Directive → Copy all lines that contain the word "cancelación".

## start Input data

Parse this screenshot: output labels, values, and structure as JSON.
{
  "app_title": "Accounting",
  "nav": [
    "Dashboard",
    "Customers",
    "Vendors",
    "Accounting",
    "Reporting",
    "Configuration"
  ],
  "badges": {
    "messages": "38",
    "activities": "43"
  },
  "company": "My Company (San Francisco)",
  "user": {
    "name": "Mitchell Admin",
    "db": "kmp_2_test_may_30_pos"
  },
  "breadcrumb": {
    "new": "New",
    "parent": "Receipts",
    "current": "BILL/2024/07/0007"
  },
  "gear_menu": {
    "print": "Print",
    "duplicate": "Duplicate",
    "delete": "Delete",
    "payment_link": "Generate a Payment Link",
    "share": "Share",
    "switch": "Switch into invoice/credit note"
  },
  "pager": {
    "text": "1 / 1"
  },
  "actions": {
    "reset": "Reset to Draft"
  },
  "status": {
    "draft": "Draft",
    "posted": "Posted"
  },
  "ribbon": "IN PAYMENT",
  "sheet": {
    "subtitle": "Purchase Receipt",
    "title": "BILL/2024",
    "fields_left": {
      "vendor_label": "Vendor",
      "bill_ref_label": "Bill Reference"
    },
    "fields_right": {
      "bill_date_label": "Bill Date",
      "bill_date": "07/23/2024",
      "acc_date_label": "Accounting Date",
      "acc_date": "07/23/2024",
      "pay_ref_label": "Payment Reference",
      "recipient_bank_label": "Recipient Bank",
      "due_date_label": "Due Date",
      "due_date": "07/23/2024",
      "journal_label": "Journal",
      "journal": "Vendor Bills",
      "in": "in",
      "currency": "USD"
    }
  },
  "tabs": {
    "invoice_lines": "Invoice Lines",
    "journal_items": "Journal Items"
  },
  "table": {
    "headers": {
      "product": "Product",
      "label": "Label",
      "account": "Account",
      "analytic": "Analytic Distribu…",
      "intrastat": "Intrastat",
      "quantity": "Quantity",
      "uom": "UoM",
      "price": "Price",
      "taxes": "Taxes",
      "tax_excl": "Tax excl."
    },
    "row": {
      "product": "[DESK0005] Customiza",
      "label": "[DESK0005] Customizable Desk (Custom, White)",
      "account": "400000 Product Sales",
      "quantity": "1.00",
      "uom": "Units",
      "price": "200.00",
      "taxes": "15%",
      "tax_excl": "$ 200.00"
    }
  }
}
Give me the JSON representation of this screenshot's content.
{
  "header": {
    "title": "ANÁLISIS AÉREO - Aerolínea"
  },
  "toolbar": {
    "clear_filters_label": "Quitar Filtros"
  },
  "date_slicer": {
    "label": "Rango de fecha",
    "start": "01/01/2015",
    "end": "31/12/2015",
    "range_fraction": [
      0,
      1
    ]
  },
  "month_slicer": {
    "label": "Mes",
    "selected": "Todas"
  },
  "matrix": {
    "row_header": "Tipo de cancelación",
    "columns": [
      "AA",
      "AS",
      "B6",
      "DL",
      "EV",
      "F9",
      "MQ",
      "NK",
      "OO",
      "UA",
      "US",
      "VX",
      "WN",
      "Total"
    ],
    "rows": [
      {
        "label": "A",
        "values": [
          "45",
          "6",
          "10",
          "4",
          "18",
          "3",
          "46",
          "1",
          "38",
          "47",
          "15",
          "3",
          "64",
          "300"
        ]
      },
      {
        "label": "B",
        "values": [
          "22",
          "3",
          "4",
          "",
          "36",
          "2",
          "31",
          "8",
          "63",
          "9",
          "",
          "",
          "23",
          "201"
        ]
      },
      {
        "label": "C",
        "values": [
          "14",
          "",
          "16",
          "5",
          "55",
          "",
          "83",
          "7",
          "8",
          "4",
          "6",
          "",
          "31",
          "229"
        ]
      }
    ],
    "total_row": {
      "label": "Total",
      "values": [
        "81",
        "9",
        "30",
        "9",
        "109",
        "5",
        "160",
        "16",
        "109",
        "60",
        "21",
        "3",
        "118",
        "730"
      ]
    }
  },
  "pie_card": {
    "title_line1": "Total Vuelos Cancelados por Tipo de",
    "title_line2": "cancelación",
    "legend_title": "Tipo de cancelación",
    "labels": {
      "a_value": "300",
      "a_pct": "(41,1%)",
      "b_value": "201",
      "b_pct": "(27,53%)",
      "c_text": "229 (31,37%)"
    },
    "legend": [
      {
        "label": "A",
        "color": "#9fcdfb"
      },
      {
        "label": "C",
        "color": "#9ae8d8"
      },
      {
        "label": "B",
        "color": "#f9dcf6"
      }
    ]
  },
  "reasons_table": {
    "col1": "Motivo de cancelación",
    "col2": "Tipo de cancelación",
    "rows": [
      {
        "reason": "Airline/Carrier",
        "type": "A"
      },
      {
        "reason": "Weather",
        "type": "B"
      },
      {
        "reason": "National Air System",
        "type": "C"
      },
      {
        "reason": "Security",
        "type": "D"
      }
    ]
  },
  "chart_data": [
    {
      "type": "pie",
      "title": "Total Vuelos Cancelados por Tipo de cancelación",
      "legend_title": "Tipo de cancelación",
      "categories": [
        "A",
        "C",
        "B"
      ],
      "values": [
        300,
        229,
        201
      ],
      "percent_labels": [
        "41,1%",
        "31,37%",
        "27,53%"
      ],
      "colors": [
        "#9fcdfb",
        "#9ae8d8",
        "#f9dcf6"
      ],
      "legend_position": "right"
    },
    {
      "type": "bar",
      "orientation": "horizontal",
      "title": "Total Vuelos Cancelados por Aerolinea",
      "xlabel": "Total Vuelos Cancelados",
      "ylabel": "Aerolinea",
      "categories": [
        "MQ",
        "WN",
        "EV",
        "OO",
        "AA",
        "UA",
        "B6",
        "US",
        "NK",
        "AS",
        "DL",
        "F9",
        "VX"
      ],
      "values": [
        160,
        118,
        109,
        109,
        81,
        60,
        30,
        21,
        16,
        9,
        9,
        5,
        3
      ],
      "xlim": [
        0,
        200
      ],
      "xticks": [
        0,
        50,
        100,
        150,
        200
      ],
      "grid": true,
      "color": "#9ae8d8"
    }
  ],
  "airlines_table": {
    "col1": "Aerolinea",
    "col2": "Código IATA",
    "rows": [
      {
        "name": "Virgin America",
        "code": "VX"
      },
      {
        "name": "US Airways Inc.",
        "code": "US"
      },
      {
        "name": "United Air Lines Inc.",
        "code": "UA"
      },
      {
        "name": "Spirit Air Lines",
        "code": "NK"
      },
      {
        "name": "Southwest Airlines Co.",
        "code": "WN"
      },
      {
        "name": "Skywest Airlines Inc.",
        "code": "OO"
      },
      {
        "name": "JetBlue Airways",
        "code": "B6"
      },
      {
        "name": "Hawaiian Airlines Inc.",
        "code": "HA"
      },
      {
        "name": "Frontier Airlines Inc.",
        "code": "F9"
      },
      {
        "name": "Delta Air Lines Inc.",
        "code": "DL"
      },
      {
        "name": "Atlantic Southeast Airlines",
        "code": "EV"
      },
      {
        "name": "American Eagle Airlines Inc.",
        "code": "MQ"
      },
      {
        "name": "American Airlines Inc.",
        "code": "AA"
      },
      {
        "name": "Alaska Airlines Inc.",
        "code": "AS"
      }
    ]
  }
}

## end Input data

The response →
    "row_header": "Tipo de cancelación",
    "title_line2": "cancelación",
    "legend_title": "Tipo de cancelación",
    "col1": "Motivo de cancelación",
    "col2": "Tipo de cancelación",
      "title": "Total Vuelos Cancelados por Tipo de cancelación",
      "legend_title": "Tipo de cancelación",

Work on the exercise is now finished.